=== SOURCE MATERIAL ===

■ ■ ■ ■

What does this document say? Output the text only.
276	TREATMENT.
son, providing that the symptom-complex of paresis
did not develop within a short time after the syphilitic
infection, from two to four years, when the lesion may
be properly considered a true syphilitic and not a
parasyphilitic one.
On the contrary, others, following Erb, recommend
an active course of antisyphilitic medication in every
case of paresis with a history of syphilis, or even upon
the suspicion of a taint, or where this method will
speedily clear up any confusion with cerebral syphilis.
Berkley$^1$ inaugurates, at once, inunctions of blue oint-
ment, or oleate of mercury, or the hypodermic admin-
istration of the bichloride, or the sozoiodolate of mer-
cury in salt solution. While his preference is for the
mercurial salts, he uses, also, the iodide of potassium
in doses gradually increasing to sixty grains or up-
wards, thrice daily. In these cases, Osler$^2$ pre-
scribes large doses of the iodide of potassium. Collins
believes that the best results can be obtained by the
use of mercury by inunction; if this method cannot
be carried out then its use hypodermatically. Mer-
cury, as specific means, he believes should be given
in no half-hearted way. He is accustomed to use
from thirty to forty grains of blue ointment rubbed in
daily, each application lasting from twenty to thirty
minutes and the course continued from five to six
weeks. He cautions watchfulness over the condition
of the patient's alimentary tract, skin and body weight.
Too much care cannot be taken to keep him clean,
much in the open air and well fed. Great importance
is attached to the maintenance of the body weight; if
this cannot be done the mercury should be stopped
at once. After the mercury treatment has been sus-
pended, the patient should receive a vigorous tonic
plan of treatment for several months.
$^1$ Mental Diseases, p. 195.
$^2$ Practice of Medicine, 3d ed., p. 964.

■ ■ ■ ■

=== WHAT IS ASKED ===
Pick out lines containing the word "paresis", each one as written.

=== COMPLETED TASK ===
son, providing that the symptom-complex of paresis
case of paresis with a history of syphilis, or even upon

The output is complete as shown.